Given task
Could you output each line of the data that follows exactly?

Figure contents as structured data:
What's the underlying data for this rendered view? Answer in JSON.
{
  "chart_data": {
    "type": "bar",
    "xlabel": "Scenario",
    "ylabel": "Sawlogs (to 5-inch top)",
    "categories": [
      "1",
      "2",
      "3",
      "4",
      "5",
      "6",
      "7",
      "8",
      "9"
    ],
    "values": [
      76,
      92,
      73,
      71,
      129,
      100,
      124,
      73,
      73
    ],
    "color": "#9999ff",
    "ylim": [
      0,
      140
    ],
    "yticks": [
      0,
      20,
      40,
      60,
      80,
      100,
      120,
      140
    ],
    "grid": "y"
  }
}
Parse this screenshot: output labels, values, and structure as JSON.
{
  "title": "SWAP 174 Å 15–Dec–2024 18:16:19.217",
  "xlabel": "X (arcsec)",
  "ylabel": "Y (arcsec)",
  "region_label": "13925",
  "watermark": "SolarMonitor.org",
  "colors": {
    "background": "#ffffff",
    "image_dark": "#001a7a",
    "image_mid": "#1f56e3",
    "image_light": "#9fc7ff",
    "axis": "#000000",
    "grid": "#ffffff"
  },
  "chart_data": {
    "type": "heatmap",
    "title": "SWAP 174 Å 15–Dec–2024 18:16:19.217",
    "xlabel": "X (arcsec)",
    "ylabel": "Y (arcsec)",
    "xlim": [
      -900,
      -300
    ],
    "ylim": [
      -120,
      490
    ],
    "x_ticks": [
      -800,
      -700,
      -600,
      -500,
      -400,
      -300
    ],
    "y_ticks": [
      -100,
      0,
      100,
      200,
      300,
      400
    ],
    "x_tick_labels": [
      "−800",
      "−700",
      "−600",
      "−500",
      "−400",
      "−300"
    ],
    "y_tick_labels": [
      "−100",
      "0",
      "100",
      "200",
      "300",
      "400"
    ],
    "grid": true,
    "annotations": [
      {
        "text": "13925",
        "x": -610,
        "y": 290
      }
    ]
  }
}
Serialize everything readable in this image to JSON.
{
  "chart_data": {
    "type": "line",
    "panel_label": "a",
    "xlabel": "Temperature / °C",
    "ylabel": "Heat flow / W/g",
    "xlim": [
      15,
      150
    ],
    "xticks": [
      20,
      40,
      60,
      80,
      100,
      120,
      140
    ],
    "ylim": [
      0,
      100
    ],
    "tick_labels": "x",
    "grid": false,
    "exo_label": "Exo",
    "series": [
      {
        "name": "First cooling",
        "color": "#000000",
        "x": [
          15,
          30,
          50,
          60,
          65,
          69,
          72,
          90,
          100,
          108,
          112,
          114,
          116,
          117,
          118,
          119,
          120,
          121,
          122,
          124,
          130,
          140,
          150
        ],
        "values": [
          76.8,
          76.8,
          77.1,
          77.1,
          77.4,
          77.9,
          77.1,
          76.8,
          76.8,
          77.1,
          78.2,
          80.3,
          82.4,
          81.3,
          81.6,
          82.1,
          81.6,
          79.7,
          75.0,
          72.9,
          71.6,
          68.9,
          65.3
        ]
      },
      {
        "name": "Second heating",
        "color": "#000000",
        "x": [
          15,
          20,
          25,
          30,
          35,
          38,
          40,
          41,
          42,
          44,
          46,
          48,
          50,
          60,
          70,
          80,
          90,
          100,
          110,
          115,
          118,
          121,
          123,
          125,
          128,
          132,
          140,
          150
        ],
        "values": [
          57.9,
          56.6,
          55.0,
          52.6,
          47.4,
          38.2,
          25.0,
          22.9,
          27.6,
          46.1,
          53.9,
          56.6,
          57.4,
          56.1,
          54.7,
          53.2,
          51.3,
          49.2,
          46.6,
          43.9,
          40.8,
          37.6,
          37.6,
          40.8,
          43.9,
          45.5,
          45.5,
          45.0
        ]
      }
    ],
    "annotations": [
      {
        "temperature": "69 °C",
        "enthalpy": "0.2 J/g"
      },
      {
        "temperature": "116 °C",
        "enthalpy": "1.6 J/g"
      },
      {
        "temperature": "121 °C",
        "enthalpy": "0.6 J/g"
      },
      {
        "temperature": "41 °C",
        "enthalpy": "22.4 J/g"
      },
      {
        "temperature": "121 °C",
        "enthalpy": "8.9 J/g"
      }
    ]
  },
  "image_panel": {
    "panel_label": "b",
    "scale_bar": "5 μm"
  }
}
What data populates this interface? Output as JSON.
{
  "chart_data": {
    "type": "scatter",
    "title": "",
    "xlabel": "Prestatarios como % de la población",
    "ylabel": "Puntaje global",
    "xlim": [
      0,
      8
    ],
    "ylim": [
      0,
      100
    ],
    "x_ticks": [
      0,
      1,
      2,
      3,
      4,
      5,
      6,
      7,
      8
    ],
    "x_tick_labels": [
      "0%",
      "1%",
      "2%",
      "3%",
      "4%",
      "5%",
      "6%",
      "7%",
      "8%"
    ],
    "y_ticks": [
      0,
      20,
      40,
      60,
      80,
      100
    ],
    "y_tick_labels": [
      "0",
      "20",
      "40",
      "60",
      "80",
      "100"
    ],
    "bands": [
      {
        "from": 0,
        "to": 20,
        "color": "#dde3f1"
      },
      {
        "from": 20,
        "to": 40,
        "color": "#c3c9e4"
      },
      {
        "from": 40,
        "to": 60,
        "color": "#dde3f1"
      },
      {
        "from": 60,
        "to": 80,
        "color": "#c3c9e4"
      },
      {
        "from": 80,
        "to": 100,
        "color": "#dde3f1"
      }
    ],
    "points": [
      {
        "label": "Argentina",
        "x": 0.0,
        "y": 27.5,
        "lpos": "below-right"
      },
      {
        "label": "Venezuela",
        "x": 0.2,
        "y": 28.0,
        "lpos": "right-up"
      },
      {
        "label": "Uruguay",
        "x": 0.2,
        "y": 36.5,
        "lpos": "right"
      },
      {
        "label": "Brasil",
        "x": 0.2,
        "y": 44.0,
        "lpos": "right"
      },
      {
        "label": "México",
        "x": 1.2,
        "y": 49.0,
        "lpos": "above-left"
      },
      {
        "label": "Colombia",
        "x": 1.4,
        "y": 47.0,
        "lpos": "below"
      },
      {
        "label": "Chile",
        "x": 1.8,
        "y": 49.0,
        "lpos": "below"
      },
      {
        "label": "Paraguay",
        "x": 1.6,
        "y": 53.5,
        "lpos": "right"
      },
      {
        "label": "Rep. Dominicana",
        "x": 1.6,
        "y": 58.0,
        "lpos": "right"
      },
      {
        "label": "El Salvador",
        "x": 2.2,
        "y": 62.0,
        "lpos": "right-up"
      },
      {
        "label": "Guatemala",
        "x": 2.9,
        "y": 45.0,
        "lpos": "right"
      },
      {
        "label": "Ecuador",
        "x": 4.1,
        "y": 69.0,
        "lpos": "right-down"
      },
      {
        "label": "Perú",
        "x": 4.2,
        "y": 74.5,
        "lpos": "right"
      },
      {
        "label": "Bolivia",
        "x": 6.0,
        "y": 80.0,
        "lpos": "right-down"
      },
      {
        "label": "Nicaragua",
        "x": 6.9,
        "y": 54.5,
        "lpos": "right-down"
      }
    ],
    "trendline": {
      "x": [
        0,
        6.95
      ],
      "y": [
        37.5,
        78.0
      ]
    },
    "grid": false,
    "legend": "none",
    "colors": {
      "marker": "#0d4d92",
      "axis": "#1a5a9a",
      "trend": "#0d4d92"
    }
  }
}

Solution for this exercise
What's the underlying data for this rendered view? Answer in JSON.
{
  "chart_data": {
    "type": "bar",
    "xlabel": "Scenario",
    "ylabel": "Sawlogs (to 5-inch top)",
    "categories": [
      "1",
      "2",
      "3",
      "4",
      "5",
      "6",
      "7",
      "8",
      "9"
    ],
    "values": [
      76,
      92,
      73,
      71,
      129,
      100,
      124,
      73,
      73
    ],
    "color": "#9999ff",
    "ylim": [
      0,
      140
    ],
    "yticks": [
      0,
      20,
      40,
      60,
      80,
      100,
      120,
      140
    ],
    "grid": "y"
  }
}
Parse this screenshot: output labels, values, and structure as JSON.
{
  "title": "SWAP 174 Å 15–Dec–2024 18:16:19.217",
  "xlabel": "X (arcsec)",
  "ylabel": "Y (arcsec)",
  "region_label": "13925",
  "watermark": "SolarMonitor.org",
  "colors": {
    "background": "#ffffff",
    "image_dark": "#001a7a",
    "image_mid": "#1f56e3",
    "image_light": "#9fc7ff",
    "axis": "#000000",
    "grid": "#ffffff"
  },
  "chart_data": {
    "type": "heatmap",
    "title": "SWAP 174 Å 15–Dec–2024 18:16:19.217",
    "xlabel": "X (arcsec)",
    "ylabel": "Y (arcsec)",
    "xlim": [
      -900,
      -300
    ],
    "ylim": [
      -120,
      490
    ],
    "x_ticks": [
      -800,
      -700,
      -600,
      -500,
      -400,
      -300
    ],
    "y_ticks": [
      -100,
      0,
      100,
      200,
      300,
      400
    ],
    "x_tick_labels": [
      "−800",
      "−700",
      "−600",
      "−500",
      "−400",
      "−300"
    ],
    "y_tick_labels": [
      "−100",
      "0",
      "100",
      "200",
      "300",
      "400"
    ],
    "grid": true,
    "annotations": [
      {
        "text": "13925",
        "x": -610,
        "y": 290
      }
    ]
  }
}
Serialize everything readable in this image to JSON.
{
  "chart_data": {
    "type": "line",
    "panel_label": "a",
    "xlabel": "Temperature / °C",
    "ylabel": "Heat flow / W/g",
    "xlim": [
      15,
      150
    ],
    "xticks": [
      20,
      40,
      60,
      80,
      100,
      120,
      140
    ],
    "ylim": [
      0,
      100
    ],
    "tick_labels": "x",
    "grid": false,
    "exo_label": "Exo",
    "series": [
      {
        "name": "First cooling",
        "color": "#000000",
        "x": [
          15,
          30,
          50,
          60,
          65,
          69,
          72,
          90,
          100,
          108,
          112,
          114,
          116,
          117,
          118,
          119,
          120,
          121,
          122,
          124,
          130,
          140,
          150
        ],
        "values": [
          76.8,
          76.8,
          77.1,
          77.1,
          77.4,
          77.9,
          77.1,
          76.8,
          76.8,
          77.1,
          78.2,
          80.3,
          82.4,
          81.3,
          81.6,
          82.1,
          81.6,
          79.7,
          75.0,
          72.9,
          71.6,
          68.9,
          65.3
        ]
      },
      {
        "name": "Second heating",
        "color": "#000000",
        "x": [
          15,
          20,
          25,
          30,
          35,
          38,
          40,
          41,
          42,
          44,
          46,
          48,
          50,
          60,
          70,
          80,
          90,
          100,
          110,
          115,
          118,
          121,
          123,
          125,
          128,
          132,
          140,
          150
        ],
        "values": [
          57.9,
          56.6,
          55.0,
          52.6,
          47.4,
          38.2,
          25.0,
          22.9,
          27.6,
          46.1,
          53.9,
          56.6,
          57.4,
          56.1,
          54.7,
          53.2,
          51.3,
          49.2,
          46.6,
          43.9,
          40.8,
          37.6,
          37.6,
          40.8,
          43.9,
          45.5,
          45.5,
          45.0
        ]
      }
    ],
    "annotations": [
      {
        "temperature": "69 °C",
        "enthalpy": "0.2 J/g"
      },
      {
        "temperature": "116 °C",
        "enthalpy": "1.6 J/g"
      },
      {
        "temperature": "121 °C",
        "enthalpy": "0.6 J/g"
      },
      {
        "temperature": "41 °C",
        "enthalpy": "22.4 J/g"
      },
      {
        "temperature": "121 °C",
        "enthalpy": "8.9 J/g"
      }
    ]
  },
  "image_panel": {
    "panel_label": "b",
    "scale_bar": "5 μm"
  }
}
What data populates this interface? Output as JSON.
{
  "chart_data": {
    "type": "scatter",
    "title": "",
    "xlabel": "Prestatarios como % de la población",
    "ylabel": "Puntaje global",
    "xlim": [
      0,
      8
    ],
    "ylim": [
      0,
      100
    ],
    "x_ticks": [
      0,
      1,
      2,
      3,
      4,
      5,
      6,
      7,
      8
    ],
    "x_tick_labels": [
      "0%",
      "1%",
      "2%",
      "3%",
      "4%",
      "5%",
      "6%",
      "7%",
      "8%"
    ],
    "y_ticks": [
      0,
      20,
      40,
      60,
      80,
      100
    ],
    "y_tick_labels": [
      "0",
      "20",
      "40",
      "60",
      "80",
      "100"
    ],
    "bands": [
      {
        "from": 0,
        "to": 20,
        "color": "#dde3f1"
      },
      {
        "from": 20,
        "to": 40,
        "color": "#c3c9e4"
      },
      {
        "from": 40,
        "to": 60,
        "color": "#dde3f1"
      },
      {
        "from": 60,
        "to": 80,
        "color": "#c3c9e4"
      },
      {
        "from": 80,
        "to": 100,
        "color": "#dde3f1"
      }
    ],
    "points": [
      {
        "label": "Argentina",
        "x": 0.0,
        "y": 27.5,
        "lpos": "below-right"
      },
      {
        "label": "Venezuela",
        "x": 0.2,
        "y": 28.0,
        "lpos": "right-up"
      },
      {
        "label": "Uruguay",
        "x": 0.2,
        "y": 36.5,
        "lpos": "right"
      },
      {
        "label": "Brasil",
        "x": 0.2,
        "y": 44.0,
        "lpos": "right"
      },
      {
        "label": "México",
        "x": 1.2,
        "y": 49.0,
        "lpos": "above-left"
      },
      {
        "label": "Colombia",
        "x": 1.4,
        "y": 47.0,
        "lpos": "below"
      },
      {
        "label": "Chile",
        "x": 1.8,
        "y": 49.0,
        "lpos": "below"
      },
      {
        "label": "Paraguay",
        "x": 1.6,
        "y": 53.5,
        "lpos": "right"
      },
      {
        "label": "Rep. Dominicana",
        "x": 1.6,
        "y": 58.0,
        "lpos": "right"
      },
      {
        "label": "El Salvador",
        "x": 2.2,
        "y": 62.0,
        "lpos": "right-up"
      },
      {
        "label": "Guatemala",
        "x": 2.9,
        "y": 45.0,
        "lpos": "right"
      },
      {
        "label": "Ecuador",
        "x": 4.1,
        "y": 69.0,
        "lpos": "right-down"
      },
      {
        "label": "Perú",
        "x": 4.2,
        "y": 74.5,
        "lpos": "right"
      },
      {
        "label": "Bolivia",
        "x": 6.0,
        "y": 80.0,
        "lpos": "right-down"
      },
      {
        "label": "Nicaragua",
        "x": 6.9,
        "y": 54.5,
        "lpos": "right-down"
      }
    ],
    "trendline": {
      "x": [
        0,
        6.95
      ],
      "y": [
        37.5,
        78.0
      ]
    },
    "grid": false,
    "legend": "none",
    "colors": {
      "marker": "#0d4d92",
      "axis": "#1a5a9a",
      "trend": "#0d4d92"
    }
  }
}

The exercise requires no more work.